Data items
◆ ◆ ◆ ◆ ◆ ◆ ◆
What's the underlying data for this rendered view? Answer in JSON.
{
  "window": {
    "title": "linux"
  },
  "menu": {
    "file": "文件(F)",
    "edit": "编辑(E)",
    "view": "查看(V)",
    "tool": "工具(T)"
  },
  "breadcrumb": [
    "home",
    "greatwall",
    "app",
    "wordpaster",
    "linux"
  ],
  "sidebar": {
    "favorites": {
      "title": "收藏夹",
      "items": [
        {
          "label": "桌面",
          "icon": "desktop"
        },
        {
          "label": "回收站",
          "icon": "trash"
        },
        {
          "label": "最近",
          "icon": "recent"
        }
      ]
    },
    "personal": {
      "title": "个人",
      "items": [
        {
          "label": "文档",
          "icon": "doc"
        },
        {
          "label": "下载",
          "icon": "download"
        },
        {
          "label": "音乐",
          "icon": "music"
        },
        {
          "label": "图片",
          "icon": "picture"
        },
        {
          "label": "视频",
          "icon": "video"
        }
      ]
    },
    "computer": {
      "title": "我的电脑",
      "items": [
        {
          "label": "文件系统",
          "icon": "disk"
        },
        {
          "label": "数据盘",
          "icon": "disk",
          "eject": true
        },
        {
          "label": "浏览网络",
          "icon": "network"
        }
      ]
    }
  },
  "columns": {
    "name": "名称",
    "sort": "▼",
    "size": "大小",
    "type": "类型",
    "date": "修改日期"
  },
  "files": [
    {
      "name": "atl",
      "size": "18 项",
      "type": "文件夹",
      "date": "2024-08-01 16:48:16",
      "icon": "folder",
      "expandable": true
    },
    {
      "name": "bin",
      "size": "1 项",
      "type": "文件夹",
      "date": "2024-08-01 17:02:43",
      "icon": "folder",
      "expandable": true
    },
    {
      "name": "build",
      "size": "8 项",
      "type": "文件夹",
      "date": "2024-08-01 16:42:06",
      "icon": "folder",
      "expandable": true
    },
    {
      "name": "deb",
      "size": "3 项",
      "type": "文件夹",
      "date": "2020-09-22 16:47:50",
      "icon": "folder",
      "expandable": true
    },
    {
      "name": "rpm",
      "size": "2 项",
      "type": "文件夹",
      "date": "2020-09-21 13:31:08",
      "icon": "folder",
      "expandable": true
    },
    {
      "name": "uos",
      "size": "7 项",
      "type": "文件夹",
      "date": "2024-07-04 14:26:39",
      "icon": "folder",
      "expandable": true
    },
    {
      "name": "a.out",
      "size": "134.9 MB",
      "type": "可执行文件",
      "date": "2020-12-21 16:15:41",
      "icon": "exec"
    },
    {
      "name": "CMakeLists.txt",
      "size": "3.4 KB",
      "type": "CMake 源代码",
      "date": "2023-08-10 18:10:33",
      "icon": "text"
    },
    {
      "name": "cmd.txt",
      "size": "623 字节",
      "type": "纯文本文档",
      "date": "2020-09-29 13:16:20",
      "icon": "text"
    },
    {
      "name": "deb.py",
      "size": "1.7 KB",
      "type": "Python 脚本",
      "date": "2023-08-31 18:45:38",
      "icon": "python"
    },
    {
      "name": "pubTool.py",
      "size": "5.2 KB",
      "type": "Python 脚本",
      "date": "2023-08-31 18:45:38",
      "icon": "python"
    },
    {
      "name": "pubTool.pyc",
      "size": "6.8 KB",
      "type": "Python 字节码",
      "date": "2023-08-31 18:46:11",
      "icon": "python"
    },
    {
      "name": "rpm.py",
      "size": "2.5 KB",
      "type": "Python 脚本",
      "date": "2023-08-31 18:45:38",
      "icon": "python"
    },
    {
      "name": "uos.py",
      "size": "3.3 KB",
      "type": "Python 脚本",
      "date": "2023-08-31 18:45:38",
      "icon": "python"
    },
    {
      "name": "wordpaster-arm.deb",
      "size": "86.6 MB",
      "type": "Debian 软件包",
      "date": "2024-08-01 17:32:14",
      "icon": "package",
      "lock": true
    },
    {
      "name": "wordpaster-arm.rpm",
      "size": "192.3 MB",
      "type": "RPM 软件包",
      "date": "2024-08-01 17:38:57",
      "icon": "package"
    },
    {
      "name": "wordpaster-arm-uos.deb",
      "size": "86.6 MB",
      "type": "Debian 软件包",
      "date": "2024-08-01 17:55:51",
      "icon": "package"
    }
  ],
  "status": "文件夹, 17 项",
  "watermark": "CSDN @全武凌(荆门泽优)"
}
◆ ◆ ◆ ◆ ◆ ◆ ◆
▶ _SET TASK_: Print the material above once more, exactly.

▶ _RESPONSE FOR THIS EXERCISE_:
What's the underlying data for this rendered view? Answer in JSON.
{
  "window": {
    "title": "linux"
  },
  "menu": {
    "file": "文件(F)",
    "edit": "编辑(E)",
    "view": "查看(V)",
    "tool": "工具(T)"
  },
  "breadcrumb": [
    "home",
    "greatwall",
    "app",
    "wordpaster",
    "linux"
  ],
  "sidebar": {
    "favorites": {
      "title": "收藏夹",
      "items": [
        {
          "label": "桌面",
          "icon": "desktop"
        },
        {
          "label": "回收站",
          "icon": "trash"
        },
        {
          "label": "最近",
          "icon": "recent"
        }
      ]
    },
    "personal": {
      "title": "个人",
      "items": [
        {
          "label": "文档",
          "icon": "doc"
        },
        {
          "label": "下载",
          "icon": "download"
        },
        {
          "label": "音乐",
          "icon": "music"
        },
        {
          "label": "图片",
          "icon": "picture"
        },
        {
          "label": "视频",
          "icon": "video"
        }
      ]
    },
    "computer": {
      "title": "我的电脑",
      "items": [
        {
          "label": "文件系统",
          "icon": "disk"
        },
        {
          "label": "数据盘",
          "icon": "disk",
          "eject": true
        },
        {
          "label": "浏览网络",
          "icon": "network"
        }
      ]
    }
  },
  "columns": {
    "name": "名称",
    "sort": "▼",
    "size": "大小",
    "type": "类型",
    "date": "修改日期"
  },
  "files": [
    {
      "name": "atl",
      "size": "18 项",
      "type": "文件夹",
      "date": "2024-08-01 16:48:16",
      "icon": "folder",
      "expandable": true
    },
    {
      "name": "bin",
      "size": "1 项",
      "type": "文件夹",
      "date": "2024-08-01 17:02:43",
      "icon": "folder",
      "expandable": true
    },
    {
      "name": "build",
      "size": "8 项",
      "type": "文件夹",
      "date": "2024-08-01 16:42:06",
      "icon": "folder",
      "expandable": true
    },
    {
      "name": "deb",
      "size": "3 项",
      "type": "文件夹",
      "date": "2020-09-22 16:47:50",
      "icon": "folder",
      "expandable": true
    },
    {
      "name": "rpm",
      "size": "2 项",
      "type": "文件夹",
      "date": "2020-09-21 13:31:08",
      "icon": "folder",
      "expandable": true
    },
    {
      "name": "uos",
      "size": "7 项",
      "type": "文件夹",
      "date": "2024-07-04 14:26:39",
      "icon": "folder",
      "expandable": true
    },
    {
      "name": "a.out",
      "size": "134.9 MB",
      "type": "可执行文件",
      "date": "2020-12-21 16:15:41",
      "icon": "exec"
    },
    {
      "name": "CMakeLists.txt",
      "size": "3.4 KB",
      "type": "CMake 源代码",
      "date": "2023-08-10 18:10:33",
      "icon": "text"
    },
    {
      "name": "cmd.txt",
      "size": "623 字节",
      "type": "纯文本文档",
      "date": "2020-09-29 13:16:20",
      "icon": "text"
    },
    {
      "name": "deb.py",
      "size": "1.7 KB",
      "type": "Python 脚本",
      "date": "2023-08-31 18:45:38",
      "icon": "python"
    },
    {
      "name": "pubTool.py",
      "size": "5.2 KB",
      "type": "Python 脚本",
      "date": "2023-08-31 18:45:38",
      "icon": "python"
    },
    {
      "name": "pubTool.pyc",
      "size": "6.8 KB",
      "type": "Python 字节码",
      "date": "2023-08-31 18:46:11",
      "icon": "python"
    },
    {
      "name": "rpm.py",
      "size": "2.5 KB",
      "type": "Python 脚本",
      "date": "2023-08-31 18:45:38",
      "icon": "python"
    },
    {
      "name": "uos.py",
      "size": "3.3 KB",
      "type": "Python 脚本",
      "date": "2023-08-31 18:45:38",
      "icon": "python"
    },
    {
      "name": "wordpaster-arm.deb",
      "size": "86.6 MB",
      "type": "Debian 软件包",
      "date": "2024-08-01 17:32:14",
      "icon": "package",
      "lock": true
    },
    {
      "name": "wordpaster-arm.rpm",
      "size": "192.3 MB",
      "type": "RPM 软件包",
      "date": "2024-08-01 17:38:57",
      "icon": "package"
    },
    {
      "name": "wordpaster-arm-uos.deb",
      "size": "86.6 MB",
      "type": "Debian 软件包",
      "date": "2024-08-01 17:55:51",
      "icon": "package"
    }
  ],
  "status": "文件夹, 17 项",
  "watermark": "CSDN @全武凌(荆门泽优)"
}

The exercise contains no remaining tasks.